Exercise description:
Sum up the passage about two jobs in two sentences.

--- Selected passage ---

She was angry. Not just about that. She was much younger than I am. She had gone straight into nursing from high school, it's all she'd ever done. She was really good at it. Even though she probably had about 3 or 4 years experience, it was all in this setting, and she was clearly impatient with me, which made me nervous, which seemed to make her more annoyed, and I felt like she thought I was stupid, and she would ask me questions in front of lots of people and say things like "why don't you know this? You should know this!" I got very self-conscious and was afraid to speak for fear of saying something wrong. Other nurses would come up to me privately and say that she shouldn't be talking to me like that, or treating me the way she was, but nobody had the nerve to say anything directly to her. It all became a huge viscious circle, and ultimately she complained to the unit manager that I "didn't get it" and I really couldn't defend myself that I did, because I was such a jumble of nerves all the time that I really couldn't think. So even though I did learn a lot, I probably actually lost money working there, and my self-esteem took a huge hit. I didn't feel like a nurse. I felt like a fraud. I felt like I had somehow passed the nursing boards by mistake, and doubted if I could be successful anywhere. I left with my tail between my legs, and started looking for a job.

I did find a job, in a non-traditional setting, again as a supervisor. The job involved a lot of traveling, some out of state. My direct supervisor was 2 states away. I was in training, and driving home one night when my son, who lives with us, called to say George was being taken to the hospital by ambulance. We arranged to meet and go to the hospital. There was supposed to be a meeting the next morning at 9am with the out of state higher ups, so I called one of the other suoervisors to let her know that I was on my way to the hospital, and didn't know what was going on yet, but might be late for the meeting. I continued to the hospital. Apparently George had had a major GI hemorrhage. He was unconscious. I was about to be let in to see him and speak to the MD when my phone rang, and it's "Larry" from work, my superior. He just started in -- 'Let me ask you something. Do you want your job? I don't know what's going on with your boyfriend/husband/fiance or whatever the hell he is, but if you want your F%&*$#@ job, you'll be at that meeting tomorrow, ON TIME!'

He continued yelling at me, and I asked his permission to hang up, if I called him back. He said "see that you do" and I went in to see George. George ended up being in the ICU for over a week and needing 8 units of blood. I almost lost him. I did go to the meeting the next day, and made it on time. They asked me what I was going to do the rest of the day, and I said I was going back to the hospital. The next day was my scheduled day off, when I went into work on Friday, they terminated me.

--- Data provided ---

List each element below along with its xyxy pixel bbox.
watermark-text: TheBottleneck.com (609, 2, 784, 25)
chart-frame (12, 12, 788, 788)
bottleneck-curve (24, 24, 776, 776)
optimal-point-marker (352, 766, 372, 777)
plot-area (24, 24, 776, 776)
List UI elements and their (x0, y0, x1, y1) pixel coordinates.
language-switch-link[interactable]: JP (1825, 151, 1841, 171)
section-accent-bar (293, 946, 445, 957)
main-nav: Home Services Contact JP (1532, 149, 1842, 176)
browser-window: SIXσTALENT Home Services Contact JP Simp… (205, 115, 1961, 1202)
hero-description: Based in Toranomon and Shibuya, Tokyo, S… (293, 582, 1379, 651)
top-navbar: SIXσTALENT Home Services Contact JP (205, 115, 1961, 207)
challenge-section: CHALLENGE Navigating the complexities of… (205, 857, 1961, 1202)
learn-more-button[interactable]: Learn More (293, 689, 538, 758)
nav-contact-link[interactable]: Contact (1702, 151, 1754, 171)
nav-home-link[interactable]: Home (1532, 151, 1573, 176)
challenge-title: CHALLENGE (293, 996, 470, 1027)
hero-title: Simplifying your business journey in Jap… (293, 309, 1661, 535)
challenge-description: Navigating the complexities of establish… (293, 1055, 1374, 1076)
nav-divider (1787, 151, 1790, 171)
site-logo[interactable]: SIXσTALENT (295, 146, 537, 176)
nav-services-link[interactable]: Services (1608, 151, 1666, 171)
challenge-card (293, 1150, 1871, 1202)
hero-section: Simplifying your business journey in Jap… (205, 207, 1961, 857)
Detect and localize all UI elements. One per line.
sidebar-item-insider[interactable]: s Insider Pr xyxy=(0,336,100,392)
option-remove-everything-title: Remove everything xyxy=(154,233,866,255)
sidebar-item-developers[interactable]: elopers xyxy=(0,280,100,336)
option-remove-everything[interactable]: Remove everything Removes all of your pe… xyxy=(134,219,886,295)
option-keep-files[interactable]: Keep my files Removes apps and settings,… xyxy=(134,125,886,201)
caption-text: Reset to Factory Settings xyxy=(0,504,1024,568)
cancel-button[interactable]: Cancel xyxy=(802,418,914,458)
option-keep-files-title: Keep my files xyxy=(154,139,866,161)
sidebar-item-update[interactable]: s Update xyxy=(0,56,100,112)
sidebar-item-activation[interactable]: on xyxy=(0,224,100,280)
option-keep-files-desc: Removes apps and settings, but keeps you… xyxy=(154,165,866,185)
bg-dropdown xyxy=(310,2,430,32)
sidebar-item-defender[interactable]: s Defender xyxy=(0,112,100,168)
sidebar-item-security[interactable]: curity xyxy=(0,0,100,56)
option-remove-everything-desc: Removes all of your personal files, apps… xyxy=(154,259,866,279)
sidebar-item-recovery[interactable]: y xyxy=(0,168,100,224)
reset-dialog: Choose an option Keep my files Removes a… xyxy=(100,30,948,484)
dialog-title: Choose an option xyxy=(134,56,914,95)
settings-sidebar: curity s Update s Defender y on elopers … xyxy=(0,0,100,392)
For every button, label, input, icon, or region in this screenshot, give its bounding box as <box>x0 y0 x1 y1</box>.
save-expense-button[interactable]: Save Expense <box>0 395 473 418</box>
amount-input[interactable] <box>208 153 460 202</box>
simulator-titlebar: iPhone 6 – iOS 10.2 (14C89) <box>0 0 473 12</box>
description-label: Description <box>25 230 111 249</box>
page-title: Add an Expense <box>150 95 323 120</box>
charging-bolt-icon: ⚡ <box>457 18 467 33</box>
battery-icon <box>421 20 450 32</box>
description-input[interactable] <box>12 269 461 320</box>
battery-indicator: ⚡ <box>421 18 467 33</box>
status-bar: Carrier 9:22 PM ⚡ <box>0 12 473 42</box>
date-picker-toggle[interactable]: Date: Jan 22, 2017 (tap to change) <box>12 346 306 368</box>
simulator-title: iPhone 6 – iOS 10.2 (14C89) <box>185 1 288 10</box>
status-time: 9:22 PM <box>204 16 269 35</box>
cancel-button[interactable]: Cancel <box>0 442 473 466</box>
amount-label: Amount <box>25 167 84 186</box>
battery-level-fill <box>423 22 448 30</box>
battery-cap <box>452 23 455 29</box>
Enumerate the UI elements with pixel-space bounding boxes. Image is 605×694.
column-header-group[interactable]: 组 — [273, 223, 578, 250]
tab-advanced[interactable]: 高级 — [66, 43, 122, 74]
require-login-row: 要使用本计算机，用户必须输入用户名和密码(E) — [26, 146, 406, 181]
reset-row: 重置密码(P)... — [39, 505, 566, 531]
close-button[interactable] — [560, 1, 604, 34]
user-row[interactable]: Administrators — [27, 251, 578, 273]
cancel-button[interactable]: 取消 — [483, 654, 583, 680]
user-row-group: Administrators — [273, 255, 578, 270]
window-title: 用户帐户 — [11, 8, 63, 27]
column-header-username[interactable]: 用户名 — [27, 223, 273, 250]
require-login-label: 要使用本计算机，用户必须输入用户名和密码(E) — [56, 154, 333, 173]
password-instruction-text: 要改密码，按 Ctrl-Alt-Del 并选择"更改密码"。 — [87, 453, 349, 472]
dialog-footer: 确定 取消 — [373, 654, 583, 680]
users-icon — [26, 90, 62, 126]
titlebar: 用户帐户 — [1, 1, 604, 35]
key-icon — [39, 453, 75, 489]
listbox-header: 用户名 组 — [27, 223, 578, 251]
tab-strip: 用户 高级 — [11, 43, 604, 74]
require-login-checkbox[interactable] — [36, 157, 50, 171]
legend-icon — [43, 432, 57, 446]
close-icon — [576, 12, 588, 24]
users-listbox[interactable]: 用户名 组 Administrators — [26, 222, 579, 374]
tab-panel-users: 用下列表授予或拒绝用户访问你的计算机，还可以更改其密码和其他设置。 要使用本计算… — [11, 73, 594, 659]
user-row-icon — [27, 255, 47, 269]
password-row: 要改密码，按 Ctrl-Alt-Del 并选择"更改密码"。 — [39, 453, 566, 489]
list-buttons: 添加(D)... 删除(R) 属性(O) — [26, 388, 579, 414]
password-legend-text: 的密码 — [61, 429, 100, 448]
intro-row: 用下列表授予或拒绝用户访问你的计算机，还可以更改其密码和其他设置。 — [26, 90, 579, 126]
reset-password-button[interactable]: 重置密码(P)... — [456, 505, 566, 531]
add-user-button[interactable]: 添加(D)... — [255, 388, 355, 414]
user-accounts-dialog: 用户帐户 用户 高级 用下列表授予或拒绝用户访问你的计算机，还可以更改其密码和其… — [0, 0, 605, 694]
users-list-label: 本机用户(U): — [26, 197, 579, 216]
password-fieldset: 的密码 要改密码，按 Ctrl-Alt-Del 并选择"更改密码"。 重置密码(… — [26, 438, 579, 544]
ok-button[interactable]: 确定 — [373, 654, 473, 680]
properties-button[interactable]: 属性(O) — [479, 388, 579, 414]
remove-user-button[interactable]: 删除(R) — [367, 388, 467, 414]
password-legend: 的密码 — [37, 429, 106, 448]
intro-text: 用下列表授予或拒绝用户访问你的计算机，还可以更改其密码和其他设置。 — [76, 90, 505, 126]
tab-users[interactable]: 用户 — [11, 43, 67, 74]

---

Exercise output:
At a nursing job, a younger, impatient nurse criticized the writer in front of others and complained to the unit manager, leaving the writer nervous, feeling like a fraud, and looking for a new job. In a new supervisor job, the writer's superior yelled and threatened the writer's job after George was taken to the hospital with a major GI hemorrhage, and although the writer made the next morning's meeting on time, the writer was terminated that Friday.